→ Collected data
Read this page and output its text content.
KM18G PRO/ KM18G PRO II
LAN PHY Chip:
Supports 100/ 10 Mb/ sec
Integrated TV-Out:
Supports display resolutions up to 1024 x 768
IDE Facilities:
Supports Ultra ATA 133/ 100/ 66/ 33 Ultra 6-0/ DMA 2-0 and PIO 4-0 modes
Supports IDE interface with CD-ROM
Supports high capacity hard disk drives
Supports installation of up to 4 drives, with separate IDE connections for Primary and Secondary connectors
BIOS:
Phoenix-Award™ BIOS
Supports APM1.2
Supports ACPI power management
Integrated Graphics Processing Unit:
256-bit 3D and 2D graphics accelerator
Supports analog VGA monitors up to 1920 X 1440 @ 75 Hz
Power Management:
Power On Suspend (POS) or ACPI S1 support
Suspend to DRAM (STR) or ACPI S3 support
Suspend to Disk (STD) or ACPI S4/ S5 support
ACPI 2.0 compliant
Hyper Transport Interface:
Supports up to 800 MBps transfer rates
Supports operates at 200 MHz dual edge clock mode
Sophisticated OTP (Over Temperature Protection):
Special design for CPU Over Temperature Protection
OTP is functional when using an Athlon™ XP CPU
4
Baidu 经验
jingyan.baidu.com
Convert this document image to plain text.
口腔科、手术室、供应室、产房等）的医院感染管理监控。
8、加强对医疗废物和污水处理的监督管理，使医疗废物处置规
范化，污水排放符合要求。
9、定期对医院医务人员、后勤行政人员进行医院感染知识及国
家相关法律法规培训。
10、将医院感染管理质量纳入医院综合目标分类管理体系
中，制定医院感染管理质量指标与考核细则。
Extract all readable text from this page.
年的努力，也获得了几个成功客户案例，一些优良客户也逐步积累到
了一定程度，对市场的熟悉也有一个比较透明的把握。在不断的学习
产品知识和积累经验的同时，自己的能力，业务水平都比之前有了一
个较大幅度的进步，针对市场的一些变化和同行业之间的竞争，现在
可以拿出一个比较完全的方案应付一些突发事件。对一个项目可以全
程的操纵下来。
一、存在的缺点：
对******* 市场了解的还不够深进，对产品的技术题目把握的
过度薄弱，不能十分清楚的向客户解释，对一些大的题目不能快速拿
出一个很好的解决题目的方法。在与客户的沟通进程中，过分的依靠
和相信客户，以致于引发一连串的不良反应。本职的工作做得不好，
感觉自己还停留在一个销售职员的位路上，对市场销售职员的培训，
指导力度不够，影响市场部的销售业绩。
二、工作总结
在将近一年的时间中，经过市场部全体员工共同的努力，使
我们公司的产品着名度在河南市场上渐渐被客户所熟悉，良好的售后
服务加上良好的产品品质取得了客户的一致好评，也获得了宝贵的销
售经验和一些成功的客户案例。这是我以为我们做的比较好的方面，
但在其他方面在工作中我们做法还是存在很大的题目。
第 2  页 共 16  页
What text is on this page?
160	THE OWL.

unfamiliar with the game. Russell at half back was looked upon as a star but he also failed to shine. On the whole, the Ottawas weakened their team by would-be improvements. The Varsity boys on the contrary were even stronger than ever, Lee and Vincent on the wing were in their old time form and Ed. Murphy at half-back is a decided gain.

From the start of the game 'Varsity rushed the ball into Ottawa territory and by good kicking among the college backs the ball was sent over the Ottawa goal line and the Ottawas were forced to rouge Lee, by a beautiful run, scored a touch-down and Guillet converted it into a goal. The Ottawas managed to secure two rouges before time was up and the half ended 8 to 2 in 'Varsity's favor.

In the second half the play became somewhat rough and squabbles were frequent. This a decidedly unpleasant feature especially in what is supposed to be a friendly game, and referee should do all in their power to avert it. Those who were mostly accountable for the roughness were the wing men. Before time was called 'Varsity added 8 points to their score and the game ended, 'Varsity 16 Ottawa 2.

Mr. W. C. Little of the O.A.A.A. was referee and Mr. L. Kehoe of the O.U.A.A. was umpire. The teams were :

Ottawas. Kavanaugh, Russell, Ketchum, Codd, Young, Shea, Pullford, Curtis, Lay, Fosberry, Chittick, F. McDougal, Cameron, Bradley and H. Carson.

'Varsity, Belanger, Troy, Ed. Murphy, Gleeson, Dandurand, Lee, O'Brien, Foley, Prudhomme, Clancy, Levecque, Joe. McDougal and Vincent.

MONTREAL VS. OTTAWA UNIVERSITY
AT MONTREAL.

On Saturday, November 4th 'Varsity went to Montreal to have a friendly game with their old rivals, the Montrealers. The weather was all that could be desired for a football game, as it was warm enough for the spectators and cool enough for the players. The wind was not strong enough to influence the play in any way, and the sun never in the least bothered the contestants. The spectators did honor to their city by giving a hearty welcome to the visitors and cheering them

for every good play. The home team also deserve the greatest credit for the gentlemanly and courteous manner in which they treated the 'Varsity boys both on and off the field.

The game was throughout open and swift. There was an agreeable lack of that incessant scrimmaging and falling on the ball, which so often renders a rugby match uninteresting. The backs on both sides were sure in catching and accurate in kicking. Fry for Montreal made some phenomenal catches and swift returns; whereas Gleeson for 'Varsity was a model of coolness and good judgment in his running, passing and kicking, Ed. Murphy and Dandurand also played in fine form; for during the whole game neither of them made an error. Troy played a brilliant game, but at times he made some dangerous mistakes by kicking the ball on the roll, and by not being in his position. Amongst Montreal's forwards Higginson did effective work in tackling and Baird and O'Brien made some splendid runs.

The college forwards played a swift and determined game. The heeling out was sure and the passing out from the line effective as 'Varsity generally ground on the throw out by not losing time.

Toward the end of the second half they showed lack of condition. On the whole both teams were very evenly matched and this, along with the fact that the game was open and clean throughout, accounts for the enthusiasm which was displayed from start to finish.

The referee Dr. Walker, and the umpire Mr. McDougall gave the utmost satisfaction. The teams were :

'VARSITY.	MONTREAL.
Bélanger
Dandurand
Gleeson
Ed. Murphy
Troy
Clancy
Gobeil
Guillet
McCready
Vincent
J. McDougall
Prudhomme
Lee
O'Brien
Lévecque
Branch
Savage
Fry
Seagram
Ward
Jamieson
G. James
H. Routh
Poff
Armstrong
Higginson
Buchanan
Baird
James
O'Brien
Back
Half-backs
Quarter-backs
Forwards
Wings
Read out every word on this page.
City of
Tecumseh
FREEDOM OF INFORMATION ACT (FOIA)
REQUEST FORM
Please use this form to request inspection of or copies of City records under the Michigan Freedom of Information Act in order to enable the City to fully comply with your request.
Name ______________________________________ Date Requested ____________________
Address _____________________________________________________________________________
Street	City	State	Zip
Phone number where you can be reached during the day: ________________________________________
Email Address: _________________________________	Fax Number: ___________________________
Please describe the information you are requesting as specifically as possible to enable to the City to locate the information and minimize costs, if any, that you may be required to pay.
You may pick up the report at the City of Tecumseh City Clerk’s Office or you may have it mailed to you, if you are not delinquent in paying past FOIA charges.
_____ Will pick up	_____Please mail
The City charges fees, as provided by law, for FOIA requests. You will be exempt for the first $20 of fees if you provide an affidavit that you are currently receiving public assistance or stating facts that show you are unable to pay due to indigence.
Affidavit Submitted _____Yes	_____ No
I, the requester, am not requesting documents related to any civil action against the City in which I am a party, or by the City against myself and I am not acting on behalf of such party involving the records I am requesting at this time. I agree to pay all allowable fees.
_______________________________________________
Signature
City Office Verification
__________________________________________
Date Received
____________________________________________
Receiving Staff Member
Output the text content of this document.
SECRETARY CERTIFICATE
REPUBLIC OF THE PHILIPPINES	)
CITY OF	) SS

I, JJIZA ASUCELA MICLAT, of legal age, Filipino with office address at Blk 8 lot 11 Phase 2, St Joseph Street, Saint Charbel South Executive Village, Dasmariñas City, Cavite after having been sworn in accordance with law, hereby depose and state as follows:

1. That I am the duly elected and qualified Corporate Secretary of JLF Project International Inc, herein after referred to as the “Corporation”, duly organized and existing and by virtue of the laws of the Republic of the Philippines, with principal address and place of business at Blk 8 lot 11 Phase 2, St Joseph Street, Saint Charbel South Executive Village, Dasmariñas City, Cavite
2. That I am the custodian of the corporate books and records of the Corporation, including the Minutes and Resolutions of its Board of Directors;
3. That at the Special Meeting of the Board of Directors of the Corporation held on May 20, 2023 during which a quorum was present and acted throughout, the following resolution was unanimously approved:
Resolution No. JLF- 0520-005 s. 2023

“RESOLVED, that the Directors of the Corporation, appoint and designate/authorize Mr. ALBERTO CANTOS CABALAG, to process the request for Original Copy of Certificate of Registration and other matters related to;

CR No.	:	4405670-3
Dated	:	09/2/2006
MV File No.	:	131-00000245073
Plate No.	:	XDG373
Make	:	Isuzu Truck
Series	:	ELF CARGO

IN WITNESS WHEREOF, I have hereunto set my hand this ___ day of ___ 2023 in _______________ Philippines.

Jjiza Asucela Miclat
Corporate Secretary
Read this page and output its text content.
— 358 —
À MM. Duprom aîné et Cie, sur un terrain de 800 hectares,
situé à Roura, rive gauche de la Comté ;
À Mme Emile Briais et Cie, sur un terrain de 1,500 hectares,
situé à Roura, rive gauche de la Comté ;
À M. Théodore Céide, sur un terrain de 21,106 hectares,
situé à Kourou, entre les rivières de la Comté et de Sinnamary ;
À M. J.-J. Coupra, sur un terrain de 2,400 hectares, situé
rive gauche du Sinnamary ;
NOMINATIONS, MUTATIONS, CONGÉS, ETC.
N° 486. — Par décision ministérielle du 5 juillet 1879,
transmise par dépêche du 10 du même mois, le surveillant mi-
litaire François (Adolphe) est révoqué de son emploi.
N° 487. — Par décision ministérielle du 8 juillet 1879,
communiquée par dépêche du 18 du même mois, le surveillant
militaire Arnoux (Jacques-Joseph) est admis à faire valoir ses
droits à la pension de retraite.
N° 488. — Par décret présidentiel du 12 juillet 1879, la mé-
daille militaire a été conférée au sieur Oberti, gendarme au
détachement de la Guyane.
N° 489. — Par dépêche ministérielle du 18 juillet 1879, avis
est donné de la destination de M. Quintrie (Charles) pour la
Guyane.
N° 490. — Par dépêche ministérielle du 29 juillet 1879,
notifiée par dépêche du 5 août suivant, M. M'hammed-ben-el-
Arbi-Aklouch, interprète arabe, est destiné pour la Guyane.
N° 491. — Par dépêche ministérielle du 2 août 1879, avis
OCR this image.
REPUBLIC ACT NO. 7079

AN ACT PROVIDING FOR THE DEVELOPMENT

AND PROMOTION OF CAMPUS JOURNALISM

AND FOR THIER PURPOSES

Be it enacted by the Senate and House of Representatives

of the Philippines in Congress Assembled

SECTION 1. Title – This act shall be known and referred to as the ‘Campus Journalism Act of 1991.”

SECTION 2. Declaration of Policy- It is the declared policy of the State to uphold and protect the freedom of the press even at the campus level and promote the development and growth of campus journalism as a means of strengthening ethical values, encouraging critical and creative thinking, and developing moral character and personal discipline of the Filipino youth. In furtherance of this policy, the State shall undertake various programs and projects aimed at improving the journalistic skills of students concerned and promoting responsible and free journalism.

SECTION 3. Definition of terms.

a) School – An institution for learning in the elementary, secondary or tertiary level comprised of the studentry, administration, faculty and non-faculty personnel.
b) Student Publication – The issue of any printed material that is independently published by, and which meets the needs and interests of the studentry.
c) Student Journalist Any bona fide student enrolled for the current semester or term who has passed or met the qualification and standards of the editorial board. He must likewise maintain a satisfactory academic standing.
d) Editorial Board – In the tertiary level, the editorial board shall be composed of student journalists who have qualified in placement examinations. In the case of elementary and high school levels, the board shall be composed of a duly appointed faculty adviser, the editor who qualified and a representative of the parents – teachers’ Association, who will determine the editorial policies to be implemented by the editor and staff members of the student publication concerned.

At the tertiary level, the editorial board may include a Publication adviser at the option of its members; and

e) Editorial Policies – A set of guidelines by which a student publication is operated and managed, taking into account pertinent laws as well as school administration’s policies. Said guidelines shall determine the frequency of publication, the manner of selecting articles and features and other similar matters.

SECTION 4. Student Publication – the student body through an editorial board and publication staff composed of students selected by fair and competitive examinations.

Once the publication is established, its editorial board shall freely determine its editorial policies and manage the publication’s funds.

→ Task to complete
Select every line of the material above holding the word "college" and copy it.

→ Response to this exercise
From the start of the game 'Varsity rushed the ball into Ottawa territory and by good kicking among the college backs the ball was sent over the Ottawa goal line and the Ottawas were forced to rouge Lee, by a beautiful run, scored a touch-down and Guillet converted it into a goal. The Ottawas managed to secure two rouges before time was up and the half ended 8 to 2 in 'Varsity's favor.
The college forwards played a swift and determined game. The heeling out was sure and the passing out from the line effective as 'Varsity generally ground on the throw out by not losing time.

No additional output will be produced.